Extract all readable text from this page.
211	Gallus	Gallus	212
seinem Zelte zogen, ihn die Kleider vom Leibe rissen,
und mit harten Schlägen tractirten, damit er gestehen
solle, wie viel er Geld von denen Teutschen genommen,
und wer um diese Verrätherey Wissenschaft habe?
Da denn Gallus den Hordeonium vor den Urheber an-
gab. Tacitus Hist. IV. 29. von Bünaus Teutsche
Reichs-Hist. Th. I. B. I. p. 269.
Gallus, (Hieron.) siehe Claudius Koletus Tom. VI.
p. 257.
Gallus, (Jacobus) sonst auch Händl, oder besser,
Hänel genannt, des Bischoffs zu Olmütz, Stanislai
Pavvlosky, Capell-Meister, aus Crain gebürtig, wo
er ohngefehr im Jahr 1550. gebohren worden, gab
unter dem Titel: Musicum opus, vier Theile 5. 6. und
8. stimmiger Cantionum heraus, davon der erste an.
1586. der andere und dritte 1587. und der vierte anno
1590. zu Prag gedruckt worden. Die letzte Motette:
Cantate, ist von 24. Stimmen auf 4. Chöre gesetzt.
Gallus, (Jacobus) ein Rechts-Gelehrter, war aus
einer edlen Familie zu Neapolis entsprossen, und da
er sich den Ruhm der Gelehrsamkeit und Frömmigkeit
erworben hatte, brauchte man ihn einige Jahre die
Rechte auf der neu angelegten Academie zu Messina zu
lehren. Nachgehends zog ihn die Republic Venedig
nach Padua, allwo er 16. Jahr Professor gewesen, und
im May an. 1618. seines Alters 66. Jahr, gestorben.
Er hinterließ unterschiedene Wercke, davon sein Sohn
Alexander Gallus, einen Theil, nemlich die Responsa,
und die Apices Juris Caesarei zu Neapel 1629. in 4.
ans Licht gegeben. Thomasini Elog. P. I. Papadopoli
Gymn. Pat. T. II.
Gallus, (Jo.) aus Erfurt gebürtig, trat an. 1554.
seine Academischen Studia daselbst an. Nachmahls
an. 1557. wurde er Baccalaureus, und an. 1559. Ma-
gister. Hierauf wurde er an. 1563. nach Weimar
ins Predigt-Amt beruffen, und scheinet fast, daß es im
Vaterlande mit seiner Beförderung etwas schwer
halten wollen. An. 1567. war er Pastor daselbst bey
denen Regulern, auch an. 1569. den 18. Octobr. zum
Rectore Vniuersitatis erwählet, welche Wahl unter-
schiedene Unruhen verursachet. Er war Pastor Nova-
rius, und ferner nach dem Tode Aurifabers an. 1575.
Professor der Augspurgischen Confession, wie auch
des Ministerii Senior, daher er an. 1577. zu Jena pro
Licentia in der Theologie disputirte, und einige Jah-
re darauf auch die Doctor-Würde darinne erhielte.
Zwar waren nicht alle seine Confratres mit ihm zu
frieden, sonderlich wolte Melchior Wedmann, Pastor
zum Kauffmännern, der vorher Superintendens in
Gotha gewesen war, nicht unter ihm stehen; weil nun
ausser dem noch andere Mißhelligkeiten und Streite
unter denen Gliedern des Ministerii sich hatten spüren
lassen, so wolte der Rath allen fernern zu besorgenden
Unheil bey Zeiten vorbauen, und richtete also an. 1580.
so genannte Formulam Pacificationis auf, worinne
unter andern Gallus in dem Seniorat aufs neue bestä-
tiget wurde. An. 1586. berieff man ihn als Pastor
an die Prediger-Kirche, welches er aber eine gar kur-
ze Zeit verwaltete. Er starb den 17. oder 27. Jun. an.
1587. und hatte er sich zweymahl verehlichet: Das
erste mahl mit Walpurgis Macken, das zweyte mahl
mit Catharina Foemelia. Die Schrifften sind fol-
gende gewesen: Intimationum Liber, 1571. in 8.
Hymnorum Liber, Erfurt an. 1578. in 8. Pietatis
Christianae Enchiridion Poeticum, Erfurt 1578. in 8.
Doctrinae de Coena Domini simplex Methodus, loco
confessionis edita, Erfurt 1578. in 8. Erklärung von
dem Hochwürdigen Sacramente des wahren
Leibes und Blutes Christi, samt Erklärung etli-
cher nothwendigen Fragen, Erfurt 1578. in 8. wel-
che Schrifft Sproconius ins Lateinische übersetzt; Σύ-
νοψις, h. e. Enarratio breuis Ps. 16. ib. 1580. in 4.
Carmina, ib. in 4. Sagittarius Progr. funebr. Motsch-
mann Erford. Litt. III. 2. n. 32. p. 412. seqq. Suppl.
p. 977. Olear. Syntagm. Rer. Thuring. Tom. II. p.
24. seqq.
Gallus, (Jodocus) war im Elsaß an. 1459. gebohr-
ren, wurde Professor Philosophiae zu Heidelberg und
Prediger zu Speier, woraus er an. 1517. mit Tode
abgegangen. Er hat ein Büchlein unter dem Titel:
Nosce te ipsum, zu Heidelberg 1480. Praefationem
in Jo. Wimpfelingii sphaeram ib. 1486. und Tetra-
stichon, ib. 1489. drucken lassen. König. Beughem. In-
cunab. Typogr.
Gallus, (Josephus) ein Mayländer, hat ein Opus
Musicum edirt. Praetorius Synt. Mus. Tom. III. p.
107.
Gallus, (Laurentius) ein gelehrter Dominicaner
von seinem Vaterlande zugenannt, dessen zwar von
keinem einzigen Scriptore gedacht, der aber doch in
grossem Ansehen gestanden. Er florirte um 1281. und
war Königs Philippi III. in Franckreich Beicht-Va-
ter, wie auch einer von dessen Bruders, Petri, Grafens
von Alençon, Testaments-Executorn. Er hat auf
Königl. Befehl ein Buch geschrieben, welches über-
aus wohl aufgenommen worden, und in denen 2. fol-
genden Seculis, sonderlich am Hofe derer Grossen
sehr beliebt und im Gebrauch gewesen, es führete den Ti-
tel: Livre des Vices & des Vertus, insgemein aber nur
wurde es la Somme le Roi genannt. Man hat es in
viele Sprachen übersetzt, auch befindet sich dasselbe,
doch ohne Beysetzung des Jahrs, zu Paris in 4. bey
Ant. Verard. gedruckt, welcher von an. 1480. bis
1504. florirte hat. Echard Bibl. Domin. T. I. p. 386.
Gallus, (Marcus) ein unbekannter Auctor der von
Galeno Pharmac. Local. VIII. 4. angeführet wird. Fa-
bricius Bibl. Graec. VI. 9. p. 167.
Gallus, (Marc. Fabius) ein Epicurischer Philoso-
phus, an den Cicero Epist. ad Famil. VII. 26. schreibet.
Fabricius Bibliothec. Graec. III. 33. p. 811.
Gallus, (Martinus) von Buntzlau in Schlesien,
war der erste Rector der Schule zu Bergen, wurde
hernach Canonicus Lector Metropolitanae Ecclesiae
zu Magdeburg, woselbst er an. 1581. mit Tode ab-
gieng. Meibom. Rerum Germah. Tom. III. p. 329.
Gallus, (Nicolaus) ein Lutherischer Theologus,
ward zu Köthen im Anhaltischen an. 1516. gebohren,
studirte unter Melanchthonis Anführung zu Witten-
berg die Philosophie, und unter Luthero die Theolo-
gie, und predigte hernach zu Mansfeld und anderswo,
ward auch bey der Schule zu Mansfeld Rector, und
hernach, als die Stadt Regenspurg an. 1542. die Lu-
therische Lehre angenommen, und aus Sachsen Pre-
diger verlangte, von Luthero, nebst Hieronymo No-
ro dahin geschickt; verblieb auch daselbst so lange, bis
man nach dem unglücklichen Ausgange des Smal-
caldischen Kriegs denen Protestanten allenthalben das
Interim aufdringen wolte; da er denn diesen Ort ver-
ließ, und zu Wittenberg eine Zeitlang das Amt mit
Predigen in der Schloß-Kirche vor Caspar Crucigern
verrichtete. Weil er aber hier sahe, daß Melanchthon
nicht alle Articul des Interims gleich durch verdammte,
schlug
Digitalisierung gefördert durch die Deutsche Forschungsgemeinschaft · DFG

# Exercise description:
Repeat the whole listing above, word for word.

# Final answer:
Extract all readable text from this page.
211	Gallus	Gallus	212
seinem Zelte zogen, ihn die Kleider vom Leibe rissen,
und mit harten Schlägen tractirten, damit er gestehen
solle, wie viel er Geld von denen Teutschen genommen,
und wer um diese Verrätherey Wissenschaft habe?
Da denn Gallus den Hordeonium vor den Urheber an-
gab. Tacitus Hist. IV. 29. von Bünaus Teutsche
Reichs-Hist. Th. I. B. I. p. 269.
Gallus, (Hieron.) siehe Claudius Koletus Tom. VI.
p. 257.
Gallus, (Jacobus) sonst auch Händl, oder besser,
Hänel genannt, des Bischoffs zu Olmütz, Stanislai
Pavvlosky, Capell-Meister, aus Crain gebürtig, wo
er ohngefehr im Jahr 1550. gebohren worden, gab
unter dem Titel: Musicum opus, vier Theile 5. 6. und
8. stimmiger Cantionum heraus, davon der erste an.
1586. der andere und dritte 1587. und der vierte anno
1590. zu Prag gedruckt worden. Die letzte Motette:
Cantate, ist von 24. Stimmen auf 4. Chöre gesetzt.
Gallus, (Jacobus) ein Rechts-Gelehrter, war aus
einer edlen Familie zu Neapolis entsprossen, und da
er sich den Ruhm der Gelehrsamkeit und Frömmigkeit
erworben hatte, brauchte man ihn einige Jahre die
Rechte auf der neu angelegten Academie zu Messina zu
lehren. Nachgehends zog ihn die Republic Venedig
nach Padua, allwo er 16. Jahr Professor gewesen, und
im May an. 1618. seines Alters 66. Jahr, gestorben.
Er hinterließ unterschiedene Wercke, davon sein Sohn
Alexander Gallus, einen Theil, nemlich die Responsa,
und die Apices Juris Caesarei zu Neapel 1629. in 4.
ans Licht gegeben. Thomasini Elog. P. I. Papadopoli
Gymn. Pat. T. II.
Gallus, (Jo.) aus Erfurt gebürtig, trat an. 1554.
seine Academischen Studia daselbst an. Nachmahls
an. 1557. wurde er Baccalaureus, und an. 1559. Ma-
gister. Hierauf wurde er an. 1563. nach Weimar
ins Predigt-Amt beruffen, und scheinet fast, daß es im
Vaterlande mit seiner Beförderung etwas schwer
halten wollen. An. 1567. war er Pastor daselbst bey
denen Regulern, auch an. 1569. den 18. Octobr. zum
Rectore Vniuersitatis erwählet, welche Wahl unter-
schiedene Unruhen verursachet. Er war Pastor Nova-
rius, und ferner nach dem Tode Aurifabers an. 1575.
Professor der Augspurgischen Confession, wie auch
des Ministerii Senior, daher er an. 1577. zu Jena pro
Licentia in der Theologie disputirte, und einige Jah-
re darauf auch die Doctor-Würde darinne erhielte.
Zwar waren nicht alle seine Confratres mit ihm zu
frieden, sonderlich wolte Melchior Wedmann, Pastor
zum Kauffmännern, der vorher Superintendens in
Gotha gewesen war, nicht unter ihm stehen; weil nun
ausser dem noch andere Mißhelligkeiten und Streite
unter denen Gliedern des Ministerii sich hatten spüren
lassen, so wolte der Rath allen fernern zu besorgenden
Unheil bey Zeiten vorbauen, und richtete also an. 1580.
so genannte Formulam Pacificationis auf, worinne
unter andern Gallus in dem Seniorat aufs neue bestä-
tiget wurde. An. 1586. berieff man ihn als Pastor
an die Prediger-Kirche, welches er aber eine gar kur-
ze Zeit verwaltete. Er starb den 17. oder 27. Jun. an.
1587. und hatte er sich zweymahl verehlichet: Das
erste mahl mit Walpurgis Macken, das zweyte mahl
mit Catharina Foemelia. Die Schrifften sind fol-
gende gewesen: Intimationum Liber, 1571. in 8.
Hymnorum Liber, Erfurt an. 1578. in 8. Pietatis
Christianae Enchiridion Poeticum, Erfurt 1578. in 8.
Doctrinae de Coena Domini simplex Methodus, loco
confessionis edita, Erfurt 1578. in 8. Erklärung von
dem Hochwürdigen Sacramente des wahren
Leibes und Blutes Christi, samt Erklärung etli-
cher nothwendigen Fragen, Erfurt 1578. in 8. wel-
che Schrifft Sproconius ins Lateinische übersetzt; Σύ-
νοψις, h. e. Enarratio breuis Ps. 16. ib. 1580. in 4.
Carmina, ib. in 4. Sagittarius Progr. funebr. Motsch-
mann Erford. Litt. III. 2. n. 32. p. 412. seqq. Suppl.
p. 977. Olear. Syntagm. Rer. Thuring. Tom. II. p.
24. seqq.
Gallus, (Jodocus) war im Elsaß an. 1459. gebohr-
ren, wurde Professor Philosophiae zu Heidelberg und
Prediger zu Speier, woraus er an. 1517. mit Tode
abgegangen. Er hat ein Büchlein unter dem Titel:
Nosce te ipsum, zu Heidelberg 1480. Praefationem
in Jo. Wimpfelingii sphaeram ib. 1486. und Tetra-
stichon, ib. 1489. drucken lassen. König. Beughem. In-
cunab. Typogr.
Gallus, (Josephus) ein Mayländer, hat ein Opus
Musicum edirt. Praetorius Synt. Mus. Tom. III. p.
107.
Gallus, (Laurentius) ein gelehrter Dominicaner
von seinem Vaterlande zugenannt, dessen zwar von
keinem einzigen Scriptore gedacht, der aber doch in
grossem Ansehen gestanden. Er florirte um 1281. und
war Königs Philippi III. in Franckreich Beicht-Va-
ter, wie auch einer von dessen Bruders, Petri, Grafens
von Alençon, Testaments-Executorn. Er hat auf
Königl. Befehl ein Buch geschrieben, welches über-
aus wohl aufgenommen worden, und in denen 2. fol-
genden Seculis, sonderlich am Hofe derer Grossen
sehr beliebt und im Gebrauch gewesen, es führete den Ti-
tel: Livre des Vices & des Vertus, insgemein aber nur
wurde es la Somme le Roi genannt. Man hat es in
viele Sprachen übersetzt, auch befindet sich dasselbe,
doch ohne Beysetzung des Jahrs, zu Paris in 4. bey
Ant. Verard. gedruckt, welcher von an. 1480. bis
1504. florirte hat. Echard Bibl. Domin. T. I. p. 386.
Gallus, (Marcus) ein unbekannter Auctor der von
Galeno Pharmac. Local. VIII. 4. angeführet wird. Fa-
bricius Bibl. Graec. VI. 9. p. 167.
Gallus, (Marc. Fabius) ein Epicurischer Philoso-
phus, an den Cicero Epist. ad Famil. VII. 26. schreibet.
Fabricius Bibliothec. Graec. III. 33. p. 811.
Gallus, (Martinus) von Buntzlau in Schlesien,
war der erste Rector der Schule zu Bergen, wurde
hernach Canonicus Lector Metropolitanae Ecclesiae
zu Magdeburg, woselbst er an. 1581. mit Tode ab-
gieng. Meibom. Rerum Germah. Tom. III. p. 329.
Gallus, (Nicolaus) ein Lutherischer Theologus,
ward zu Köthen im Anhaltischen an. 1516. gebohren,
studirte unter Melanchthonis Anführung zu Witten-
berg die Philosophie, und unter Luthero die Theolo-
gie, und predigte hernach zu Mansfeld und anderswo,
ward auch bey der Schule zu Mansfeld Rector, und
hernach, als die Stadt Regenspurg an. 1542. die Lu-
therische Lehre angenommen, und aus Sachsen Pre-
diger verlangte, von Luthero, nebst Hieronymo No-
ro dahin geschickt; verblieb auch daselbst so lange, bis
man nach dem unglücklichen Ausgange des Smal-
caldischen Kriegs denen Protestanten allenthalben das
Interim aufdringen wolte; da er denn diesen Ort ver-
ließ, und zu Wittenberg eine Zeitlang das Amt mit
Predigen in der Schloß-Kirche vor Caspar Crucigern
verrichtete. Weil er aber hier sahe, daß Melanchthon
nicht alle Articul des Interims gleich durch verdammte,
schlug
Digitalisierung gefördert durch die Deutsche Forschungsgemeinschaft · DFG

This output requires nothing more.